:: THE REQUEST ::
Give the listing again in full, exactly as written.

:: EXERCISE INPUTS ::
_ _ _ _
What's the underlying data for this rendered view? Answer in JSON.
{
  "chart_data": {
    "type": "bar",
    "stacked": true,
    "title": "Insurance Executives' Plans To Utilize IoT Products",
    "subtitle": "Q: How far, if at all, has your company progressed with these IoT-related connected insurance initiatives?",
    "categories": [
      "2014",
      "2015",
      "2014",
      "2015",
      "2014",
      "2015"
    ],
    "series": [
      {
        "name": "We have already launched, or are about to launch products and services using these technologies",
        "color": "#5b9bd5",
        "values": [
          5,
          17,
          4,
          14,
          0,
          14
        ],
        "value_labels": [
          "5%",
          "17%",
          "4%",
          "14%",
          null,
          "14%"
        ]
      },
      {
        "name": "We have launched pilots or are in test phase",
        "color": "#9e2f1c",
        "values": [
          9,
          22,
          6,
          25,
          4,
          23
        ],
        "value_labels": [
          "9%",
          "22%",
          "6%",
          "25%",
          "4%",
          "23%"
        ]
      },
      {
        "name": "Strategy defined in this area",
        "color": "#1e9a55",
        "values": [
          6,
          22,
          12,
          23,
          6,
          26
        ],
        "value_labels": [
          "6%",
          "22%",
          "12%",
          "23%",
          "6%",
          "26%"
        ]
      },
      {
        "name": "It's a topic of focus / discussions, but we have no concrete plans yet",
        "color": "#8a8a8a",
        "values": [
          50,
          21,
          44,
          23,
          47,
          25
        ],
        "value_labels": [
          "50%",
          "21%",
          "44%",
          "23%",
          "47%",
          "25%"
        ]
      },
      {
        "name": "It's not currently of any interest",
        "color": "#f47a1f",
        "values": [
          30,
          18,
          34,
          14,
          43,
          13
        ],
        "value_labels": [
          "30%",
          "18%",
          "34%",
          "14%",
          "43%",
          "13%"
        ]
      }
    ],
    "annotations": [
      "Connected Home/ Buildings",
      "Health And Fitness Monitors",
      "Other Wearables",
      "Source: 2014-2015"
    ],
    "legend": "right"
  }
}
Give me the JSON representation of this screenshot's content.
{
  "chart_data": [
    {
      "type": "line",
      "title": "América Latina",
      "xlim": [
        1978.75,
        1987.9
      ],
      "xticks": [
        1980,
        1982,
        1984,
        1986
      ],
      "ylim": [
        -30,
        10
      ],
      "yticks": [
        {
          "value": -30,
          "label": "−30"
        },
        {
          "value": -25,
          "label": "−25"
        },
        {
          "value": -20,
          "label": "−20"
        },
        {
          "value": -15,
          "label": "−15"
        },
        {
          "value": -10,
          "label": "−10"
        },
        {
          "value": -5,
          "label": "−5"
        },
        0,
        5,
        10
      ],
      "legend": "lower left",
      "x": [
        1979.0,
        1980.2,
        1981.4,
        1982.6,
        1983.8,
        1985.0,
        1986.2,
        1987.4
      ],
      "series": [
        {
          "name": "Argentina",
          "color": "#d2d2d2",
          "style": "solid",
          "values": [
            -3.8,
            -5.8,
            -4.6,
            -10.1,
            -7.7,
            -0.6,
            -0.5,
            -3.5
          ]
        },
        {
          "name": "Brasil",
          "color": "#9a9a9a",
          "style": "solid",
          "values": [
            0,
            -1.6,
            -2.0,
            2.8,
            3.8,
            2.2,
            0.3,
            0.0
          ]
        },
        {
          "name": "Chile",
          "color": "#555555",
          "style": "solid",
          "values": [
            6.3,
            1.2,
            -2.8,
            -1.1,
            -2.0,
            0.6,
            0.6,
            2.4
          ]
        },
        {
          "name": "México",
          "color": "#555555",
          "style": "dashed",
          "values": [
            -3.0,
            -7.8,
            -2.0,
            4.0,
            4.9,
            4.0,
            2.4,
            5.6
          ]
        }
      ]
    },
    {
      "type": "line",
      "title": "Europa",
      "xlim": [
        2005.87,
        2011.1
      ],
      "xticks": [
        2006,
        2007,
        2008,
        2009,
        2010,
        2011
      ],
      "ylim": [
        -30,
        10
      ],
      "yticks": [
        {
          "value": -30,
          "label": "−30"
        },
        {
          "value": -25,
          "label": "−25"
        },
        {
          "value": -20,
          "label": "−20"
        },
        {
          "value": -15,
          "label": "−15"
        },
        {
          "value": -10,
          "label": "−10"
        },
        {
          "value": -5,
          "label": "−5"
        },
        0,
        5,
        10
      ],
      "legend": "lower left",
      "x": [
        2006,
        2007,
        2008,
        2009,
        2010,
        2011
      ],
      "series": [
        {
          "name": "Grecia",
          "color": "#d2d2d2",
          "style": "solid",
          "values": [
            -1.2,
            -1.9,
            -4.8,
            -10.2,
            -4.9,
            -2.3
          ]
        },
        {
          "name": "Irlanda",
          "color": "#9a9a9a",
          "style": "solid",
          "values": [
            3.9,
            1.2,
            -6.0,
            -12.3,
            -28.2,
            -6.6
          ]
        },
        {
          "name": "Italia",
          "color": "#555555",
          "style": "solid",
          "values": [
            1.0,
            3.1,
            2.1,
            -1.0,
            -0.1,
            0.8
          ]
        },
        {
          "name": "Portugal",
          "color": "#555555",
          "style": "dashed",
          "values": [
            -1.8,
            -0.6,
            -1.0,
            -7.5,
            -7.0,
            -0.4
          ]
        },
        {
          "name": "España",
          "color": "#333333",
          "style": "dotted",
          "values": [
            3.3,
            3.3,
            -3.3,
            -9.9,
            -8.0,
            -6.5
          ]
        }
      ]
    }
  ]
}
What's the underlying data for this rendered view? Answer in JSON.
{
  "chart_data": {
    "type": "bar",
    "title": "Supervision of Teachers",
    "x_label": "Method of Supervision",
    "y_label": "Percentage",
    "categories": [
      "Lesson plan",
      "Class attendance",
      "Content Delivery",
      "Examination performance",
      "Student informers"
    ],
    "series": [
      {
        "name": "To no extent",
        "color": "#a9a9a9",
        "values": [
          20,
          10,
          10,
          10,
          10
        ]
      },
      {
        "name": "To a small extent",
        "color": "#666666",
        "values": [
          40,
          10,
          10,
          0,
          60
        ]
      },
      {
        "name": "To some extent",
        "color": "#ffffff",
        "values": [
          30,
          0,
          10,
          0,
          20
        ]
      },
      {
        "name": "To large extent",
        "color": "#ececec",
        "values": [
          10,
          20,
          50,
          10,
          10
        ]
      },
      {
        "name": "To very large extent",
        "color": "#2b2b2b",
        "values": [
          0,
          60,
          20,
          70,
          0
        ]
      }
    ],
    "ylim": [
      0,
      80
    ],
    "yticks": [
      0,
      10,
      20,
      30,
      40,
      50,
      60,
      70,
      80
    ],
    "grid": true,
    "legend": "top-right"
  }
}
_ _ _ _
:: ANSWER TO THIS EXERCISE ::
What's the underlying data for this rendered view? Answer in JSON.
{
  "chart_data": {
    "type": "bar",
    "stacked": true,
    "title": "Insurance Executives' Plans To Utilize IoT Products",
    "subtitle": "Q: How far, if at all, has your company progressed with these IoT-related connected insurance initiatives?",
    "categories": [
      "2014",
      "2015",
      "2014",
      "2015",
      "2014",
      "2015"
    ],
    "series": [
      {
        "name": "We have already launched, or are about to launch products and services using these technologies",
        "color": "#5b9bd5",
        "values": [
          5,
          17,
          4,
          14,
          0,
          14
        ],
        "value_labels": [
          "5%",
          "17%",
          "4%",
          "14%",
          null,
          "14%"
        ]
      },
      {
        "name": "We have launched pilots or are in test phase",
        "color": "#9e2f1c",
        "values": [
          9,
          22,
          6,
          25,
          4,
          23
        ],
        "value_labels": [
          "9%",
          "22%",
          "6%",
          "25%",
          "4%",
          "23%"
        ]
      },
      {
        "name": "Strategy defined in this area",
        "color": "#1e9a55",
        "values": [
          6,
          22,
          12,
          23,
          6,
          26
        ],
        "value_labels": [
          "6%",
          "22%",
          "12%",
          "23%",
          "6%",
          "26%"
        ]
      },
      {
        "name": "It's a topic of focus / discussions, but we have no concrete plans yet",
        "color": "#8a8a8a",
        "values": [
          50,
          21,
          44,
          23,
          47,
          25
        ],
        "value_labels": [
          "50%",
          "21%",
          "44%",
          "23%",
          "47%",
          "25%"
        ]
      },
      {
        "name": "It's not currently of any interest",
        "color": "#f47a1f",
        "values": [
          30,
          18,
          34,
          14,
          43,
          13
        ],
        "value_labels": [
          "30%",
          "18%",
          "34%",
          "14%",
          "43%",
          "13%"
        ]
      }
    ],
    "annotations": [
      "Connected Home/ Buildings",
      "Health And Fitness Monitors",
      "Other Wearables",
      "Source: 2014-2015"
    ],
    "legend": "right"
  }
}
Give me the JSON representation of this screenshot's content.
{
  "chart_data": [
    {
      "type": "line",
      "title": "América Latina",
      "xlim": [
        1978.75,
        1987.9
      ],
      "xticks": [
        1980,
        1982,
        1984,
        1986
      ],
      "ylim": [
        -30,
        10
      ],
      "yticks": [
        {
          "value": -30,
          "label": "−30"
        },
        {
          "value": -25,
          "label": "−25"
        },
        {
          "value": -20,
          "label": "−20"
        },
        {
          "value": -15,
          "label": "−15"
        },
        {
          "value": -10,
          "label": "−10"
        },
        {
          "value": -5,
          "label": "−5"
        },
        0,
        5,
        10
      ],
      "legend": "lower left",
      "x": [
        1979.0,
        1980.2,
        1981.4,
        1982.6,
        1983.8,
        1985.0,
        1986.2,
        1987.4
      ],
      "series": [
        {
          "name": "Argentina",
          "color": "#d2d2d2",
          "style": "solid",
          "values": [
            -3.8,
            -5.8,
            -4.6,
            -10.1,
            -7.7,
            -0.6,
            -0.5,
            -3.5
          ]
        },
        {
          "name": "Brasil",
          "color": "#9a9a9a",
          "style": "solid",
          "values": [
            0,
            -1.6,
            -2.0,
            2.8,
            3.8,
            2.2,
            0.3,
            0.0
          ]
        },
        {
          "name": "Chile",
          "color": "#555555",
          "style": "solid",
          "values": [
            6.3,
            1.2,
            -2.8,
            -1.1,
            -2.0,
            0.6,
            0.6,
            2.4
          ]
        },
        {
          "name": "México",
          "color": "#555555",
          "style": "dashed",
          "values": [
            -3.0,
            -7.8,
            -2.0,
            4.0,
            4.9,
            4.0,
            2.4,
            5.6
          ]
        }
      ]
    },
    {
      "type": "line",
      "title": "Europa",
      "xlim": [
        2005.87,
        2011.1
      ],
      "xticks": [
        2006,
        2007,
        2008,
        2009,
        2010,
        2011
      ],
      "ylim": [
        -30,
        10
      ],
      "yticks": [
        {
          "value": -30,
          "label": "−30"
        },
        {
          "value": -25,
          "label": "−25"
        },
        {
          "value": -20,
          "label": "−20"
        },
        {
          "value": -15,
          "label": "−15"
        },
        {
          "value": -10,
          "label": "−10"
        },
        {
          "value": -5,
          "label": "−5"
        },
        0,
        5,
        10
      ],
      "legend": "lower left",
      "x": [
        2006,
        2007,
        2008,
        2009,
        2010,
        2011
      ],
      "series": [
        {
          "name": "Grecia",
          "color": "#d2d2d2",
          "style": "solid",
          "values": [
            -1.2,
            -1.9,
            -4.8,
            -10.2,
            -4.9,
            -2.3
          ]
        },
        {
          "name": "Irlanda",
          "color": "#9a9a9a",
          "style": "solid",
          "values": [
            3.9,
            1.2,
            -6.0,
            -12.3,
            -28.2,
            -6.6
          ]
        },
        {
          "name": "Italia",
          "color": "#555555",
          "style": "solid",
          "values": [
            1.0,
            3.1,
            2.1,
            -1.0,
            -0.1,
            0.8
          ]
        },
        {
          "name": "Portugal",
          "color": "#555555",
          "style": "dashed",
          "values": [
            -1.8,
            -0.6,
            -1.0,
            -7.5,
            -7.0,
            -0.4
          ]
        },
        {
          "name": "España",
          "color": "#333333",
          "style": "dotted",
          "values": [
            3.3,
            3.3,
            -3.3,
            -9.9,
            -8.0,
            -6.5
          ]
        }
      ]
    }
  ]
}
What's the underlying data for this rendered view? Answer in JSON.
{
  "chart_data": {
    "type": "bar",
    "title": "Supervision of Teachers",
    "x_label": "Method of Supervision",
    "y_label": "Percentage",
    "categories": [
      "Lesson plan",
      "Class attendance",
      "Content Delivery",
      "Examination performance",
      "Student informers"
    ],
    "series": [
      {
        "name": "To no extent",
        "color": "#a9a9a9",
        "values": [
          20,
          10,
          10,
          10,
          10
        ]
      },
      {
        "name": "To a small extent",
        "color": "#666666",
        "values": [
          40,
          10,
          10,
          0,
          60
        ]
      },
      {
        "name": "To some extent",
        "color": "#ffffff",
        "values": [
          30,
          0,
          10,
          0,
          20
        ]
      },
      {
        "name": "To large extent",
        "color": "#ececec",
        "values": [
          10,
          20,
          50,
          10,
          10
        ]
      },
      {
        "name": "To very large extent",
        "color": "#2b2b2b",
        "values": [
          0,
          60,
          20,
          70,
          0
        ]
      }
    ],
    "ylim": [
      0,
      80
    ],
    "yticks": [
      0,
      10,
      20,
      30,
      40,
      50,
      60,
      70,
      80
    ],
    "grid": true,
    "legend": "top-right"
  }
}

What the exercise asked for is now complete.